Description of the task:
Repeat, exactly and completely, the entries shown underneath.

Information supplied:
------------------------------------
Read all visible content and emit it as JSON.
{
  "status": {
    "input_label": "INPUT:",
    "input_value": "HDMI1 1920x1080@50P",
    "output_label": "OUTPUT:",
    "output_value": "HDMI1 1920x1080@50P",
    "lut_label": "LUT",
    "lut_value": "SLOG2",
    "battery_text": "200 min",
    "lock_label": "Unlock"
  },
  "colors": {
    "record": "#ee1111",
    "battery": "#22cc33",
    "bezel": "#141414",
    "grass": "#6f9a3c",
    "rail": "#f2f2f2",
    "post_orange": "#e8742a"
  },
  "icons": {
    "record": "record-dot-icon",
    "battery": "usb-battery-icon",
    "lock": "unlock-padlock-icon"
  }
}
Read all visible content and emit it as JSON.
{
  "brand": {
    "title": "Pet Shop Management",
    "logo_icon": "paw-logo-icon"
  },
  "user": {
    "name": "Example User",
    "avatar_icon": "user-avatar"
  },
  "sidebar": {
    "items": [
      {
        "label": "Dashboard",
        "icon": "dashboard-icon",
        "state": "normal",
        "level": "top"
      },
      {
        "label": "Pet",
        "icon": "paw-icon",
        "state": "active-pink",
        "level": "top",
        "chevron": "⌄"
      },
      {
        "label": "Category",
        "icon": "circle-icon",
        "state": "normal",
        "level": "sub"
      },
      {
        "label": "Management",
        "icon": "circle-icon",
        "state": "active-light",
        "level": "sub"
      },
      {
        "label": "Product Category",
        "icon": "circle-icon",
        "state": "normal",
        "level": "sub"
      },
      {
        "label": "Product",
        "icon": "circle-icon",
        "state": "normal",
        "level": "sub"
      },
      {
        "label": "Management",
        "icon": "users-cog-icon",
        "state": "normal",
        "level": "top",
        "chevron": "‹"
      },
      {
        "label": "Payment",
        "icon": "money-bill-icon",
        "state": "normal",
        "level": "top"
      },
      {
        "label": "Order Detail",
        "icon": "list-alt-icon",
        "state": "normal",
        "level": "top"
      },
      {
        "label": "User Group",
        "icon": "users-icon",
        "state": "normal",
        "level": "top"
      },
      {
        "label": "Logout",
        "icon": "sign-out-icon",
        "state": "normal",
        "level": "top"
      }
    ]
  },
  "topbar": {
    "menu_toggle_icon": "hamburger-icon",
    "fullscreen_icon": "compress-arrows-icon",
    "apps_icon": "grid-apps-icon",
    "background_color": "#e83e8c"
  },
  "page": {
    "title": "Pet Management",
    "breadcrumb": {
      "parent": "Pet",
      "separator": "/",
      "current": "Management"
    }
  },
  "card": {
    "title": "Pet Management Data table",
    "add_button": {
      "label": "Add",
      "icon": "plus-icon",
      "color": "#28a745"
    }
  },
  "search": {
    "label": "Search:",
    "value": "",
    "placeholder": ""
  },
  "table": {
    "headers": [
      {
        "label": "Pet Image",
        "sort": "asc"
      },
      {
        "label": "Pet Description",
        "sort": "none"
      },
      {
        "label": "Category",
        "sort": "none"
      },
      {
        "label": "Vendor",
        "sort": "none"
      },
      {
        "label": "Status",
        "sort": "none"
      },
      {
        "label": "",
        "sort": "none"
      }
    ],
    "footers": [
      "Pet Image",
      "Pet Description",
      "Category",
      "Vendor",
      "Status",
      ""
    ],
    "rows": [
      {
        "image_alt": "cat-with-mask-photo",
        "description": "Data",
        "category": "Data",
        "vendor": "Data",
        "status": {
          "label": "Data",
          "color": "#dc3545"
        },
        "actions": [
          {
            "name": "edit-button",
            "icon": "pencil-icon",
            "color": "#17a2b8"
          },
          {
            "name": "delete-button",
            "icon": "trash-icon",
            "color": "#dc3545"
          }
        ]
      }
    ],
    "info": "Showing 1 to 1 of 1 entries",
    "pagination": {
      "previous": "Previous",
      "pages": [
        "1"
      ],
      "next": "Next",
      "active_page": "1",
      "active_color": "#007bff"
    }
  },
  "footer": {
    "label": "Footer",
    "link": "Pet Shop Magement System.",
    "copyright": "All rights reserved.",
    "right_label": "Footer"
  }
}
------------------------------------
Complete response:
Read all visible content and emit it as JSON.
{
  "status": {
    "input_label": "INPUT:",
    "input_value": "HDMI1 1920x1080@50P",
    "output_label": "OUTPUT:",
    "output_value": "HDMI1 1920x1080@50P",
    "lut_label": "LUT",
    "lut_value": "SLOG2",
    "battery_text": "200 min",
    "lock_label": "Unlock"
  },
  "colors": {
    "record": "#ee1111",
    "battery": "#22cc33",
    "bezel": "#141414",
    "grass": "#6f9a3c",
    "rail": "#f2f2f2",
    "post_orange": "#e8742a"
  },
  "icons": {
    "record": "record-dot-icon",
    "battery": "usb-battery-icon",
    "lock": "unlock-padlock-icon"
  }
}
Read all visible content and emit it as JSON.
{
  "brand": {
    "title": "Pet Shop Management",
    "logo_icon": "paw-logo-icon"
  },
  "user": {
    "name": "Example User",
    "avatar_icon": "user-avatar"
  },
  "sidebar": {
    "items": [
      {
        "label": "Dashboard",
        "icon": "dashboard-icon",
        "state": "normal",
        "level": "top"
      },
      {
        "label": "Pet",
        "icon": "paw-icon",
        "state": "active-pink",
        "level": "top",
        "chevron": "⌄"
      },
      {
        "label": "Category",
        "icon": "circle-icon",
        "state": "normal",
        "level": "sub"
      },
      {
        "label": "Management",
        "icon": "circle-icon",
        "state": "active-light",
        "level": "sub"
      },
      {
        "label": "Product Category",
        "icon": "circle-icon",
        "state": "normal",
        "level": "sub"
      },
      {
        "label": "Product",
        "icon": "circle-icon",
        "state": "normal",
        "level": "sub"
      },
      {
        "label": "Management",
        "icon": "users-cog-icon",
        "state": "normal",
        "level": "top",
        "chevron": "‹"
      },
      {
        "label": "Payment",
        "icon": "money-bill-icon",
        "state": "normal",
        "level": "top"
      },
      {
        "label": "Order Detail",
        "icon": "list-alt-icon",
        "state": "normal",
        "level": "top"
      },
      {
        "label": "User Group",
        "icon": "users-icon",
        "state": "normal",
        "level": "top"
      },
      {
        "label": "Logout",
        "icon": "sign-out-icon",
        "state": "normal",
        "level": "top"
      }
    ]
  },
  "topbar": {
    "menu_toggle_icon": "hamburger-icon",
    "fullscreen_icon": "compress-arrows-icon",
    "apps_icon": "grid-apps-icon",
    "background_color": "#e83e8c"
  },
  "page": {
    "title": "Pet Management",
    "breadcrumb": {
      "parent": "Pet",
      "separator": "/",
      "current": "Management"
    }
  },
  "card": {
    "title": "Pet Management Data table",
    "add_button": {
      "label": "Add",
      "icon": "plus-icon",
      "color": "#28a745"
    }
  },
  "search": {
    "label": "Search:",
    "value": "",
    "placeholder": ""
  },
  "table": {
    "headers": [
      {
        "label": "Pet Image",
        "sort": "asc"
      },
      {
        "label": "Pet Description",
        "sort": "none"
      },
      {
        "label": "Category",
        "sort": "none"
      },
      {
        "label": "Vendor",
        "sort": "none"
      },
      {
        "label": "Status",
        "sort": "none"
      },
      {
        "label": "",
        "sort": "none"
      }
    ],
    "footers": [
      "Pet Image",
      "Pet Description",
      "Category",
      "Vendor",
      "Status",
      ""
    ],
    "rows": [
      {
        "image_alt": "cat-with-mask-photo",
        "description": "Data",
        "category": "Data",
        "vendor": "Data",
        "status": {
          "label": "Data",
          "color": "#dc3545"
        },
        "actions": [
          {
            "name": "edit-button",
            "icon": "pencil-icon",
            "color": "#17a2b8"
          },
          {
            "name": "delete-button",
            "icon": "trash-icon",
            "color": "#dc3545"
          }
        ]
      }
    ],
    "info": "Showing 1 to 1 of 1 entries",
    "pagination": {
      "previous": "Previous",
      "pages": [
        "1"
      ],
      "next": "Next",
      "active_page": "1",
      "active_color": "#007bff"
    }
  },
  "footer": {
    "label": "Footer",
    "link": "Pet Shop Magement System.",
    "copyright": "All rights reserved.",
    "right_label": "Footer"
  }
}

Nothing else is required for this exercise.